Search the data for the word "from" and copy every line where it occurs.

### DATASET EXTRACT
^^^^^^^^^^^^^^^^

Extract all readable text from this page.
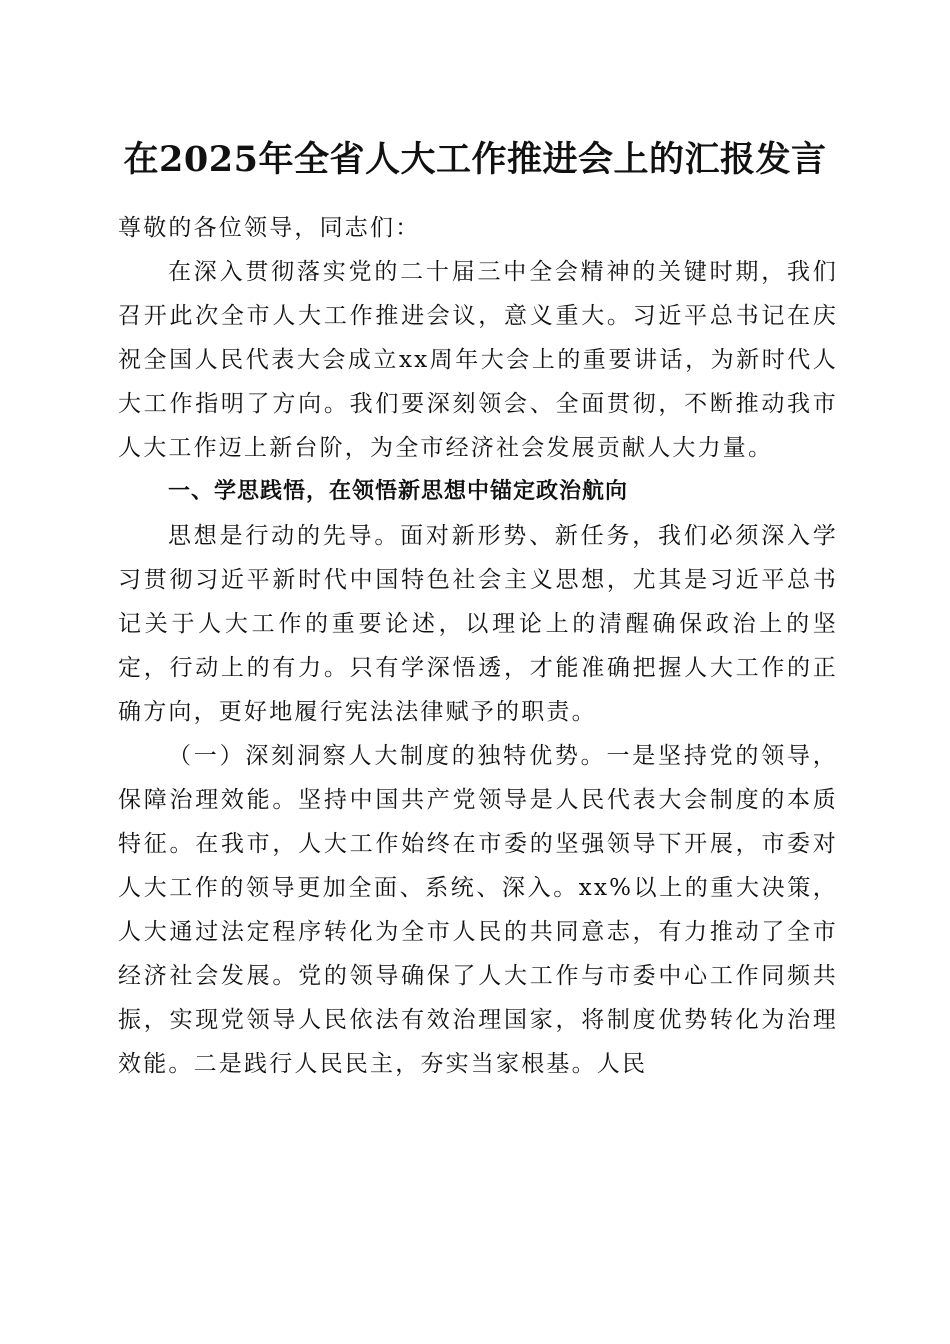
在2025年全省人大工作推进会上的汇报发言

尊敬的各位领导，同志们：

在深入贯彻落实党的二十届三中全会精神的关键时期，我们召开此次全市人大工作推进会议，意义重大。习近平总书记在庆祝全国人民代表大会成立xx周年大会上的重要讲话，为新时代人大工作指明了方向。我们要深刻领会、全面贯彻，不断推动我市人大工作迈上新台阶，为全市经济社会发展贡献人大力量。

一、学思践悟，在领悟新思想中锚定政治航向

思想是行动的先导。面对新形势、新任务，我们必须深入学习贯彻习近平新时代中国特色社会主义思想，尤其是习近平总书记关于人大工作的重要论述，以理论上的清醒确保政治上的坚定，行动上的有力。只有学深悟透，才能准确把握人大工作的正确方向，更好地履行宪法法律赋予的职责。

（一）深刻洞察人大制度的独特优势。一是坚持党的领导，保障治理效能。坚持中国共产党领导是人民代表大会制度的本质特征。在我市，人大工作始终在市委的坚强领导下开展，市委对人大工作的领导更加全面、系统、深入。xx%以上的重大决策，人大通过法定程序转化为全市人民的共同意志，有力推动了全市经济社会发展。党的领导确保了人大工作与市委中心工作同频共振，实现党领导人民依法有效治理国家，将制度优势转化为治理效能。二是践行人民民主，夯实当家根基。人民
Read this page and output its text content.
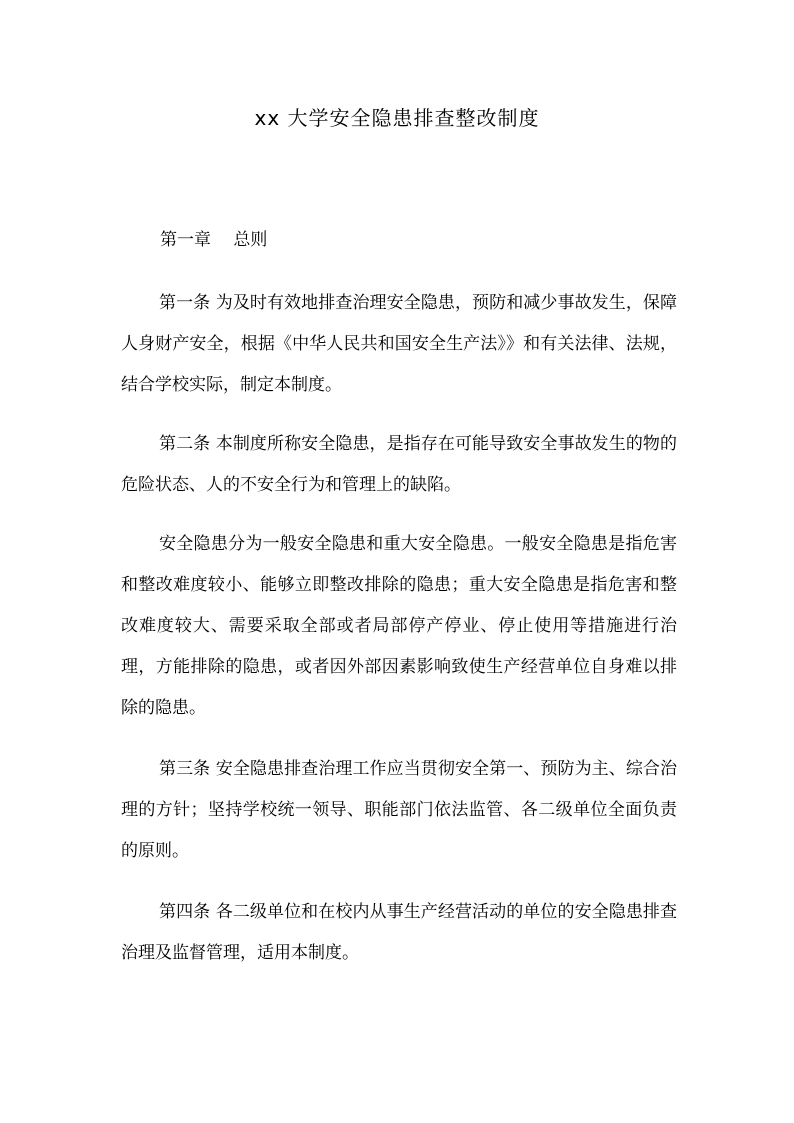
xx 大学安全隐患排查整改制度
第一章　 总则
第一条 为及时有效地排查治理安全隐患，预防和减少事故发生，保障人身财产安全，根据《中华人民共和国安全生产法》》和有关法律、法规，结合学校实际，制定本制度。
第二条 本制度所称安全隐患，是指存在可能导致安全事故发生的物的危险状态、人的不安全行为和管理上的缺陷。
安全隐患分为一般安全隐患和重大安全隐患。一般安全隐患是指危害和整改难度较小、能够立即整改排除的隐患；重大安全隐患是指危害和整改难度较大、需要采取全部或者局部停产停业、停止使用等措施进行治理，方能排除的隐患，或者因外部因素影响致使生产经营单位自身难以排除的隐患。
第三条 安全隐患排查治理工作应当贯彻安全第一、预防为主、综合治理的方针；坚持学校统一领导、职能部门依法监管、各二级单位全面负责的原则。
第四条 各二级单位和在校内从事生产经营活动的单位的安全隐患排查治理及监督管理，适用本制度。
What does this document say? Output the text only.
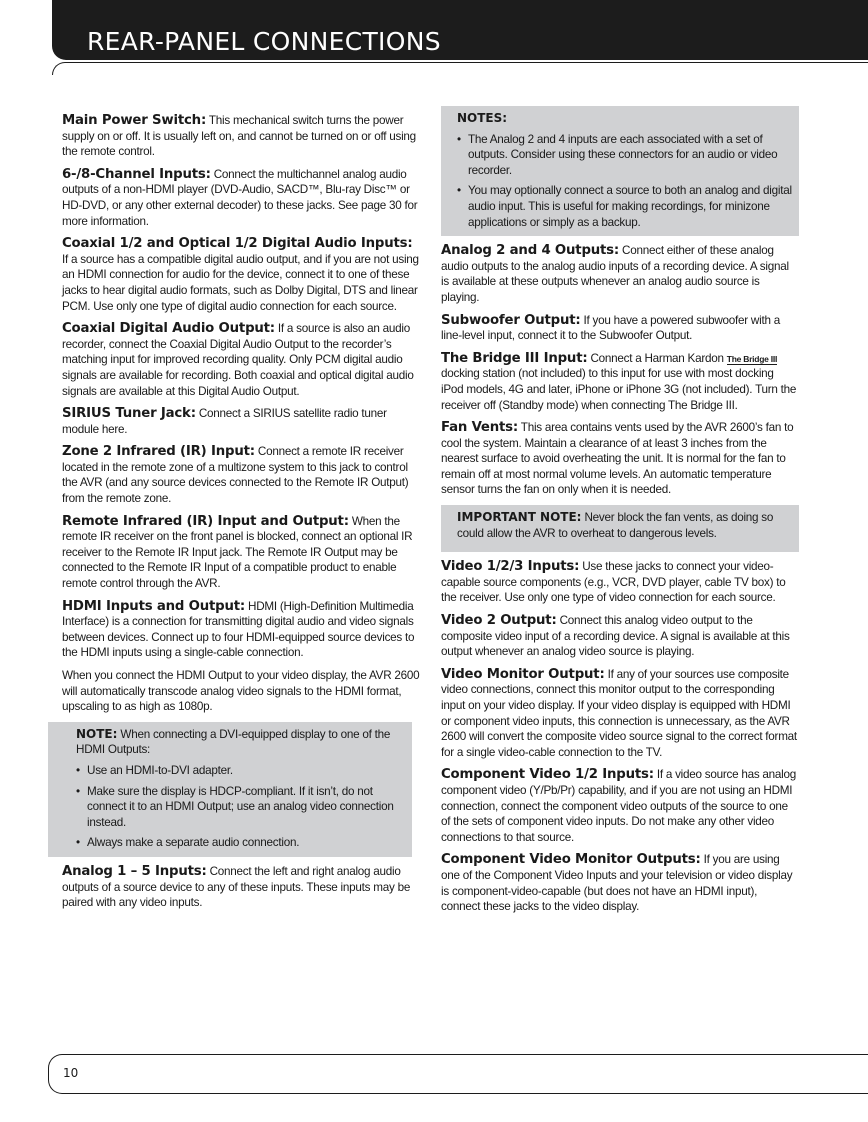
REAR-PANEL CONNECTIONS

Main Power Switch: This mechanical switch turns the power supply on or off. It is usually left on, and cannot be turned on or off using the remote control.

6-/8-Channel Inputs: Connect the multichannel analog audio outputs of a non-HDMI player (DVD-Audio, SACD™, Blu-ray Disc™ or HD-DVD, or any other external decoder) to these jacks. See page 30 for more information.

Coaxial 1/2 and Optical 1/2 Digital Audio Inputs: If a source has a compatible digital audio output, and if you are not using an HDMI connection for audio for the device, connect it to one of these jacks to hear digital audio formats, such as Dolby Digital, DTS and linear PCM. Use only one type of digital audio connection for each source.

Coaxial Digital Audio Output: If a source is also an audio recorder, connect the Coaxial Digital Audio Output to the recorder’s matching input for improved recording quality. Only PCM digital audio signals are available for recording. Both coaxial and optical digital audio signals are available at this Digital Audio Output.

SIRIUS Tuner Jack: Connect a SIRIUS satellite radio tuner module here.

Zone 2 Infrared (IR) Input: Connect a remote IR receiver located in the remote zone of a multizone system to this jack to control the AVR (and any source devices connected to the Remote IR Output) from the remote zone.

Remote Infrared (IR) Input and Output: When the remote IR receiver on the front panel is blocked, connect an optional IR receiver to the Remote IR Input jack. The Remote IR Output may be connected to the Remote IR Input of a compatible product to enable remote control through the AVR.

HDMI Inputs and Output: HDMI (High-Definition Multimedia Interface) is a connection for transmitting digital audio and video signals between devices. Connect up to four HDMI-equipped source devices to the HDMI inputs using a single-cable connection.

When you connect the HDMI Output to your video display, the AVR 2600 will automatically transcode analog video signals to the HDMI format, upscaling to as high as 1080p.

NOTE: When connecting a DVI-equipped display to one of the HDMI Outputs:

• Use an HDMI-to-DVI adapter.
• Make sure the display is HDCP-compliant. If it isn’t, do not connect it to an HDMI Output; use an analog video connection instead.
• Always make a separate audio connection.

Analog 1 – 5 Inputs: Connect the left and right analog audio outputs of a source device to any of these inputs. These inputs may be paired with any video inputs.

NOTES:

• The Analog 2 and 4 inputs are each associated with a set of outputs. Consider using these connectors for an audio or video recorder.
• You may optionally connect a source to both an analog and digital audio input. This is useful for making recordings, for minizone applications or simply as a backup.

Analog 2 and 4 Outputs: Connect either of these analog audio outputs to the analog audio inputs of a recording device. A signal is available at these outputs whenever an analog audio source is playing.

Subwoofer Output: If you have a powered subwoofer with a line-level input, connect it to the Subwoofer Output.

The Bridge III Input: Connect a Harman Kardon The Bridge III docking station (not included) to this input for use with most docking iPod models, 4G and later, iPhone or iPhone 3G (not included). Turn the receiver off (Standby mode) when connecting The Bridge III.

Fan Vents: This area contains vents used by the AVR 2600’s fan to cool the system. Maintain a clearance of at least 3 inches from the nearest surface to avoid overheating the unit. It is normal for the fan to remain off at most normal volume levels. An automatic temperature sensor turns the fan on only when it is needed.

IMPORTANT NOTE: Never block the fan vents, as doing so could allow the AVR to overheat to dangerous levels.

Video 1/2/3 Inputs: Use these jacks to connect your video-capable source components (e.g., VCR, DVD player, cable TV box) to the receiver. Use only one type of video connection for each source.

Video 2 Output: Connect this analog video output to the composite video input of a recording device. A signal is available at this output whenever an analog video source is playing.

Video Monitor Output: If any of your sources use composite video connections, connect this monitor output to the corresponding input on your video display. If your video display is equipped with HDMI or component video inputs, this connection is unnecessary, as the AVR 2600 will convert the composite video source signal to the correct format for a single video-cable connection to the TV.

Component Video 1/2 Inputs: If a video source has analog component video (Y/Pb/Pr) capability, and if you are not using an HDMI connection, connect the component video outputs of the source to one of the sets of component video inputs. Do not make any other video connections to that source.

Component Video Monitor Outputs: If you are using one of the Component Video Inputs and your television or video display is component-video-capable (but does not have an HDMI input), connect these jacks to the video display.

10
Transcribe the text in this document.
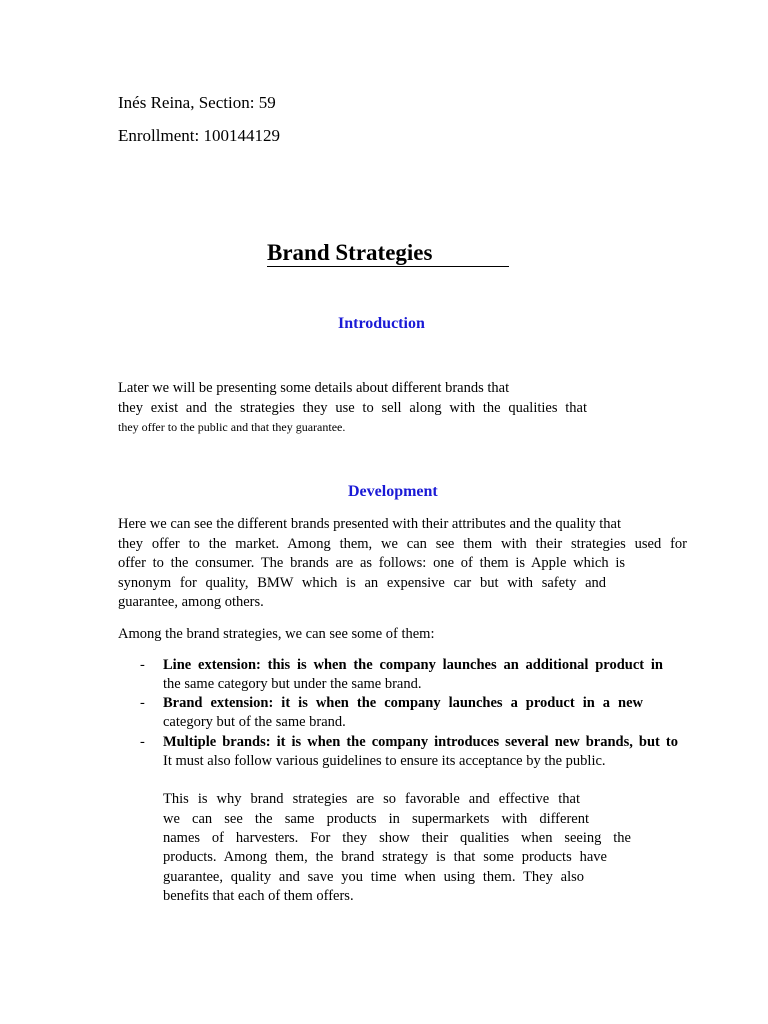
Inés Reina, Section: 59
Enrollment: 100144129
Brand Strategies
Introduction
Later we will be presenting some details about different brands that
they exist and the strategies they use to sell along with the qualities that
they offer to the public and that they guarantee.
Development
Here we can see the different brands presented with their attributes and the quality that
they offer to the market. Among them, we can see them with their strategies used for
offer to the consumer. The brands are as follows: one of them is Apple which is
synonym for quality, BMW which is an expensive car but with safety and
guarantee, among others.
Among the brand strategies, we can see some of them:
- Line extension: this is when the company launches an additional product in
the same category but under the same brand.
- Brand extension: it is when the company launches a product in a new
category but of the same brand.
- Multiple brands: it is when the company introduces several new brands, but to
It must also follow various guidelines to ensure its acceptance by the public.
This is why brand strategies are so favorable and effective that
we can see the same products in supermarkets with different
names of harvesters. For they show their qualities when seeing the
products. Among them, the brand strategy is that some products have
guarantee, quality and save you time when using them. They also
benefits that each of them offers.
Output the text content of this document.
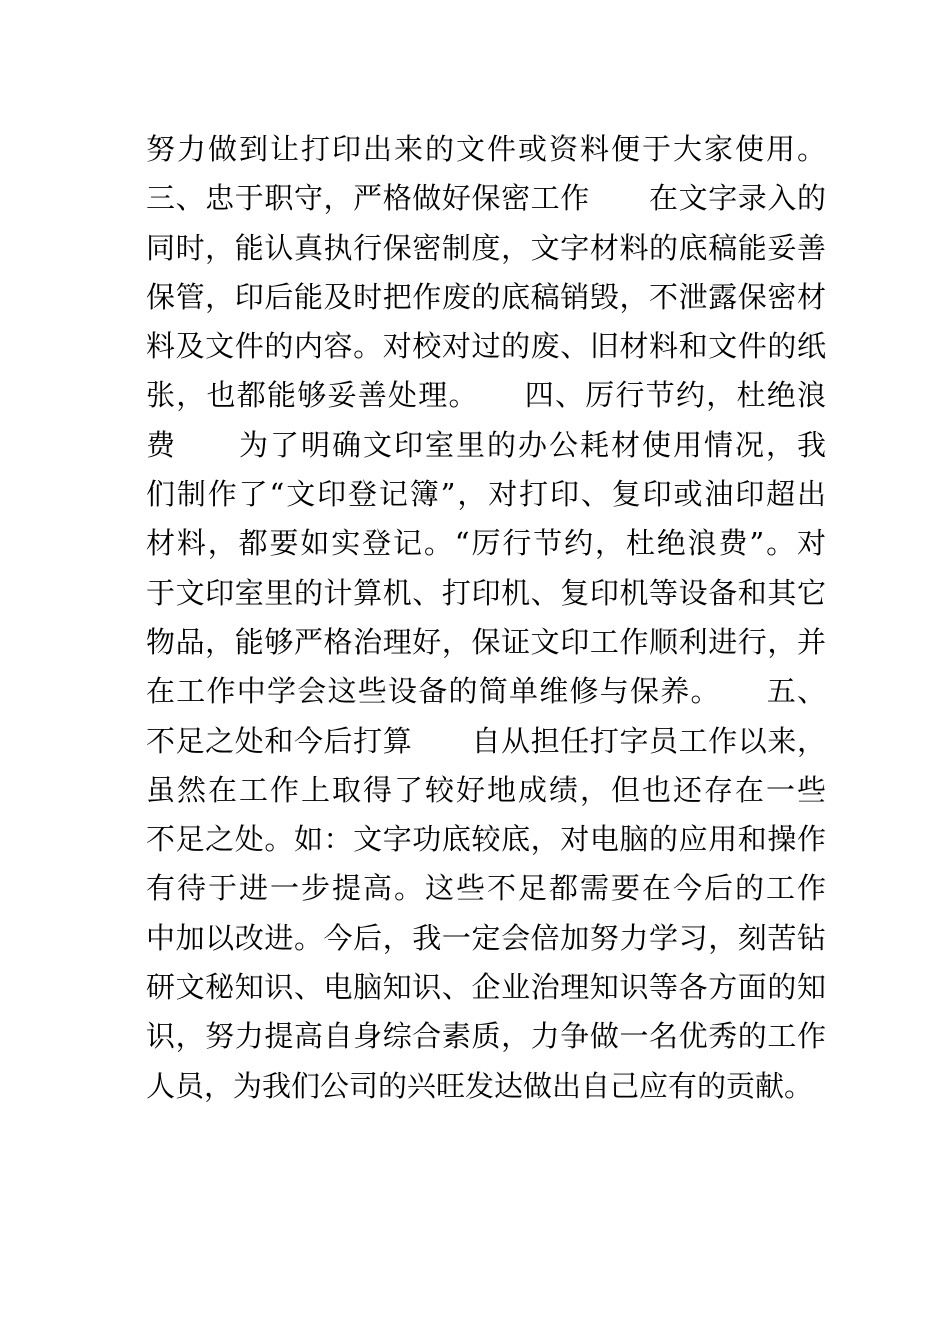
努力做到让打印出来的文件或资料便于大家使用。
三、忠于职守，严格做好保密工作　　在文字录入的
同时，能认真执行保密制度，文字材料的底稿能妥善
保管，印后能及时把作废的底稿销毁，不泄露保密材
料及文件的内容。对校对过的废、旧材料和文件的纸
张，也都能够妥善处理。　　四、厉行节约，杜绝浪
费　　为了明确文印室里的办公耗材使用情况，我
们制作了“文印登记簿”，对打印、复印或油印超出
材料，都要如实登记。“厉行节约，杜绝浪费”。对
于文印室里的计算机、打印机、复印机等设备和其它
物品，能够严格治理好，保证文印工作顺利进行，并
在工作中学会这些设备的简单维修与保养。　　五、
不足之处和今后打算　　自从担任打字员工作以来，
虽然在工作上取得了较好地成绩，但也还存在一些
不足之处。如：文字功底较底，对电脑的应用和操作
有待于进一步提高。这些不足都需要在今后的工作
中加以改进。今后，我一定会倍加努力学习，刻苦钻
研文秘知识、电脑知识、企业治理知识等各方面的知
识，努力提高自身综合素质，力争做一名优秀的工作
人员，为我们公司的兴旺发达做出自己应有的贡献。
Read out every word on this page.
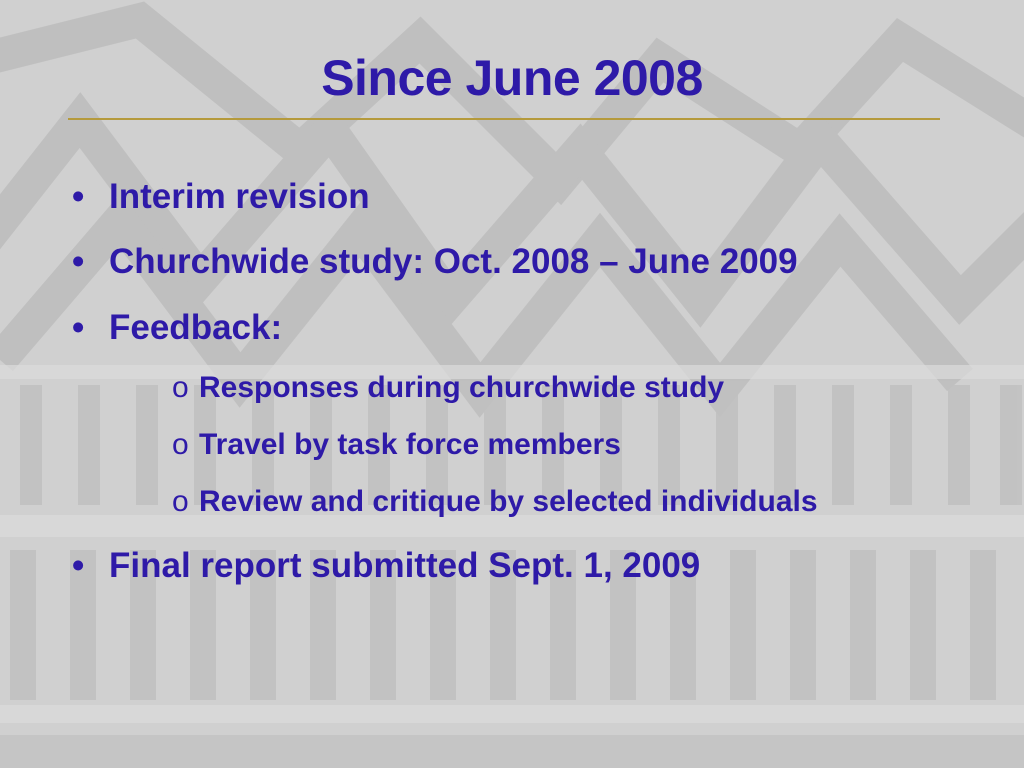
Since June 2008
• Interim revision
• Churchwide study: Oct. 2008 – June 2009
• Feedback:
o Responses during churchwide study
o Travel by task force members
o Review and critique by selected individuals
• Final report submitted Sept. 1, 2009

^^^^^^^^^^^^^^^^

### FINAL ANSWER
Extract all readable text from this page.
Zone 2 Infrared (IR) Input: Connect a remote IR receiver located in the remote zone of a multizone system to this jack to control the AVR (and any source devices connected to the Remote IR Output) from the remote zone.
Fan Vents: This area contains vents used by the AVR 2600’s fan to cool the system. Maintain a clearance of at least 3 inches from the nearest surface to avoid overheating the unit. It is normal for the fan to remain off at most normal volume levels. An automatic temperature sensor turns the fan on only when it is needed.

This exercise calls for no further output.